● Written request:
Scan the records for the word "которых". Copy each line that includes it.

A run of records
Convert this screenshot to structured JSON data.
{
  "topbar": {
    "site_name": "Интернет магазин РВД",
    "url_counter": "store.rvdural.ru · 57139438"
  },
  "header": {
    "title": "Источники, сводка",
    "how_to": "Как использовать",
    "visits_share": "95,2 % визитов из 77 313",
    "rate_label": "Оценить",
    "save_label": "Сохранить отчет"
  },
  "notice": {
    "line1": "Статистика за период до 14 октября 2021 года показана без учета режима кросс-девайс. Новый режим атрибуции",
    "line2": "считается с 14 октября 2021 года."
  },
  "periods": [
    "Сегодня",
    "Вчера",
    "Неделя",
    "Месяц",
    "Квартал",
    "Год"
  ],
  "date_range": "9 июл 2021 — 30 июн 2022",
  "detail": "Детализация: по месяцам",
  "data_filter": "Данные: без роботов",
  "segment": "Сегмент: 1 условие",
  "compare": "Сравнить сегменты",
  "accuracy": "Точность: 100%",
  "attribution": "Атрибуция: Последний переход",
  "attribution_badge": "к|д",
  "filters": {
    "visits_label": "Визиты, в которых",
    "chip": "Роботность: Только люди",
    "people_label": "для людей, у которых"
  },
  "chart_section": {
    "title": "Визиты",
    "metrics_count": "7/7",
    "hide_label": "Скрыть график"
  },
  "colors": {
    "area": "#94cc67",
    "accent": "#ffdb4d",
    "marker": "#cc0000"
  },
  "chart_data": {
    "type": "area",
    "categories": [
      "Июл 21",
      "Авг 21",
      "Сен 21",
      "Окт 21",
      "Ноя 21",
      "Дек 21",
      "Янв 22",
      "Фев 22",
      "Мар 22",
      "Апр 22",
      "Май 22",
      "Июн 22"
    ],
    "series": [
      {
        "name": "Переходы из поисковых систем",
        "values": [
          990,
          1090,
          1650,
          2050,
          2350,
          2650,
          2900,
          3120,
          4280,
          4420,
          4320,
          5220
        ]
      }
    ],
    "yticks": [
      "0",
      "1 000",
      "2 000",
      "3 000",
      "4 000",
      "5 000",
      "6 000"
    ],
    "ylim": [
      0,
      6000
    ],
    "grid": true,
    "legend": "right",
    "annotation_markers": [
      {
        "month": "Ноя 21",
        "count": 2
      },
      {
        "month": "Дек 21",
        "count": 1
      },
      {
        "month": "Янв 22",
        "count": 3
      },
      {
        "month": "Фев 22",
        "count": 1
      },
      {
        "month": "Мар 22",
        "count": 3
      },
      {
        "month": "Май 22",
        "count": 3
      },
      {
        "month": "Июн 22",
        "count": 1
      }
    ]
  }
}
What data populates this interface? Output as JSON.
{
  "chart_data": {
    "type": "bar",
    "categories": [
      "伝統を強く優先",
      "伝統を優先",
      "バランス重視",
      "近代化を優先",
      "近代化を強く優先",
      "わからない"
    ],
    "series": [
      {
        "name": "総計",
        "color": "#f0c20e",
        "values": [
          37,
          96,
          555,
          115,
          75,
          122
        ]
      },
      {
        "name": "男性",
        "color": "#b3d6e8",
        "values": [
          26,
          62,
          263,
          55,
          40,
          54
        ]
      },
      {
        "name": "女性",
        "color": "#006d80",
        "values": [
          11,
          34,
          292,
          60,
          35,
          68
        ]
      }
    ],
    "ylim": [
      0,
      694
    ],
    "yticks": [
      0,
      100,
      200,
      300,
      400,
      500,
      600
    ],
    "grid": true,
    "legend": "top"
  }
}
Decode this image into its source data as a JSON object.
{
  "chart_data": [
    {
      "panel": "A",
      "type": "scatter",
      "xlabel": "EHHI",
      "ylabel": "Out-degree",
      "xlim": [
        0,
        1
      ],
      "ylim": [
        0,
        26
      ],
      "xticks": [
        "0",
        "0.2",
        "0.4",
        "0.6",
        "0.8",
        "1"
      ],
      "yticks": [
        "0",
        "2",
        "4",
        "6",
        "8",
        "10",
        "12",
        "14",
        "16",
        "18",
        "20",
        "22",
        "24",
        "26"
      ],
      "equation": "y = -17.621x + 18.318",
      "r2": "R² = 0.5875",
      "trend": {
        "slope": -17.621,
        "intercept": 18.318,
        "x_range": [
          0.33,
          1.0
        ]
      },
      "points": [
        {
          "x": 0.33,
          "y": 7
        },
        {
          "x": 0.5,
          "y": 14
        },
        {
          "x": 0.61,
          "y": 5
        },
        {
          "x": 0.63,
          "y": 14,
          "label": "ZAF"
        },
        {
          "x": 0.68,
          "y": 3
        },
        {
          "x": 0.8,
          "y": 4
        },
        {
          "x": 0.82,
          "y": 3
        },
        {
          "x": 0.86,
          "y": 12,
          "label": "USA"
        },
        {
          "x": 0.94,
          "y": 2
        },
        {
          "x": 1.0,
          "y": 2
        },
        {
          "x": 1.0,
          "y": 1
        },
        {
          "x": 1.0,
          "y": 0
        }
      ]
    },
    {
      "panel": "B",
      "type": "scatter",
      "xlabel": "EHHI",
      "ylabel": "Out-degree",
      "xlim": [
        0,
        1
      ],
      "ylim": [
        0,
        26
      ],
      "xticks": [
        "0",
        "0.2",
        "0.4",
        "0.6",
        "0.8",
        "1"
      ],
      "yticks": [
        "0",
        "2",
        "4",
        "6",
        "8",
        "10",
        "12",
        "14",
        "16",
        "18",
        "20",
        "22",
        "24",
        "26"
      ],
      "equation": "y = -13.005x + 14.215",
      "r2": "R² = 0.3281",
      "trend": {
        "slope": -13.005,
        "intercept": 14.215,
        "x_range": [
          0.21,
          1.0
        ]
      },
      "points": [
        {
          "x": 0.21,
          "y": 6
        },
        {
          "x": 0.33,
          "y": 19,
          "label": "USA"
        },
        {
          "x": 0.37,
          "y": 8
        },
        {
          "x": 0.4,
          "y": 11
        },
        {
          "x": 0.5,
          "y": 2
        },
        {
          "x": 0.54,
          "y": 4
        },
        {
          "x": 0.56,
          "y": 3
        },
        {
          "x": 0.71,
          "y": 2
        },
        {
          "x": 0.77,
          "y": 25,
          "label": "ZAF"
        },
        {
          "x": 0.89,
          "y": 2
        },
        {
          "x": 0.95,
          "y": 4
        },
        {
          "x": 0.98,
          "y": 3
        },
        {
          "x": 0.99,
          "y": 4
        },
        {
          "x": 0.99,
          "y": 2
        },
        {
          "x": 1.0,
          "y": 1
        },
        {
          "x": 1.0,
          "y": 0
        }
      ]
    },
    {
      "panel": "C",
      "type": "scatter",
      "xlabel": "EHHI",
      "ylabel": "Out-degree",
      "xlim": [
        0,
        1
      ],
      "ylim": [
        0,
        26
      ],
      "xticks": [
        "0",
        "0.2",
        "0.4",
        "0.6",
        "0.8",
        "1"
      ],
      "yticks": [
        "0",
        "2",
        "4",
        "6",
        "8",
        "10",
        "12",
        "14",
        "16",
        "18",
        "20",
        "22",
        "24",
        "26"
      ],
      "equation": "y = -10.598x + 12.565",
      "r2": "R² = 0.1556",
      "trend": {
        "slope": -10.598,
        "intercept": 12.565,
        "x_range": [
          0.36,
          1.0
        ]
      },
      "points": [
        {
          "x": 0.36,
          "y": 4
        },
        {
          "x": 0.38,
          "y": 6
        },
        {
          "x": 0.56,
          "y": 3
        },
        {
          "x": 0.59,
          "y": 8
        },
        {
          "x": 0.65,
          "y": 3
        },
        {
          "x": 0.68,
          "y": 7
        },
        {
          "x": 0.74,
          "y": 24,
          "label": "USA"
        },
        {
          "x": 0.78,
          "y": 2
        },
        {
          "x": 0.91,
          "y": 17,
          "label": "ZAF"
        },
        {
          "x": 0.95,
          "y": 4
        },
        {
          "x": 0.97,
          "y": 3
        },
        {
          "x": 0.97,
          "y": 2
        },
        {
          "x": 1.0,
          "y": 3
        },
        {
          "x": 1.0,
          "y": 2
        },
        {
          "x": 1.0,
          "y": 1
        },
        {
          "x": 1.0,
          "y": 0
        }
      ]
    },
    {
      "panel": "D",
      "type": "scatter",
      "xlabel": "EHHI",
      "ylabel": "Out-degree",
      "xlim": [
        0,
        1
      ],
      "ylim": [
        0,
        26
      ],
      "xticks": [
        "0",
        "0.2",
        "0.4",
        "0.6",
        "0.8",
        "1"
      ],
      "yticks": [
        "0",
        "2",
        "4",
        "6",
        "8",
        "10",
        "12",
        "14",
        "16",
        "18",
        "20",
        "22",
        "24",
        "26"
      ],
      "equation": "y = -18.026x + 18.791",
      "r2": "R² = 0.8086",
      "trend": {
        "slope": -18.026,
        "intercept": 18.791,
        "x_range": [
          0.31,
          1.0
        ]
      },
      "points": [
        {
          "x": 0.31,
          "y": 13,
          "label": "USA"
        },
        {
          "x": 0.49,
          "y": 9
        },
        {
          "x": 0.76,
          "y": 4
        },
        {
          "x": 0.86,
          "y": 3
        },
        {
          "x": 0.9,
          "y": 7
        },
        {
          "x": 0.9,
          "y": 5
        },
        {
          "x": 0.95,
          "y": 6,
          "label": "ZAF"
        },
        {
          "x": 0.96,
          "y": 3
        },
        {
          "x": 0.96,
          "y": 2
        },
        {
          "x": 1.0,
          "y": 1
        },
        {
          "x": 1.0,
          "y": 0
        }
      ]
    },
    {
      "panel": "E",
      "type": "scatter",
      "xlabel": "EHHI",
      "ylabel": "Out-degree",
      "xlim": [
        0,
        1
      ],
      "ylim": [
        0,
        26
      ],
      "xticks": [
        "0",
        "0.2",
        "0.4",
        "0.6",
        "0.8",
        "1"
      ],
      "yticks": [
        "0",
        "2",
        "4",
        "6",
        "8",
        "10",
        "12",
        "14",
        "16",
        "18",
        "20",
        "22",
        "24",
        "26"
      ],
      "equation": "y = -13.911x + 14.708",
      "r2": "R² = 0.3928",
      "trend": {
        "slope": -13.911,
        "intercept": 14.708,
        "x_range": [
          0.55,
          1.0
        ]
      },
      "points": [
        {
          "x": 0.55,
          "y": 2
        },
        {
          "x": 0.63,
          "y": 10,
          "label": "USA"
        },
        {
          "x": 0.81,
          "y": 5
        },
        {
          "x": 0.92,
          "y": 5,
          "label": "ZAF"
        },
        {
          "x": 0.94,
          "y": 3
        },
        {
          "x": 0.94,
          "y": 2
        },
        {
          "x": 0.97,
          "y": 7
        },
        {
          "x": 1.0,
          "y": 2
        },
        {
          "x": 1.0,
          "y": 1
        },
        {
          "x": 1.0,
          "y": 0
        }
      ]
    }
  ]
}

● In response:
    "visits_label": "Визиты, в которых",
    "people_label": "для людей, у которых"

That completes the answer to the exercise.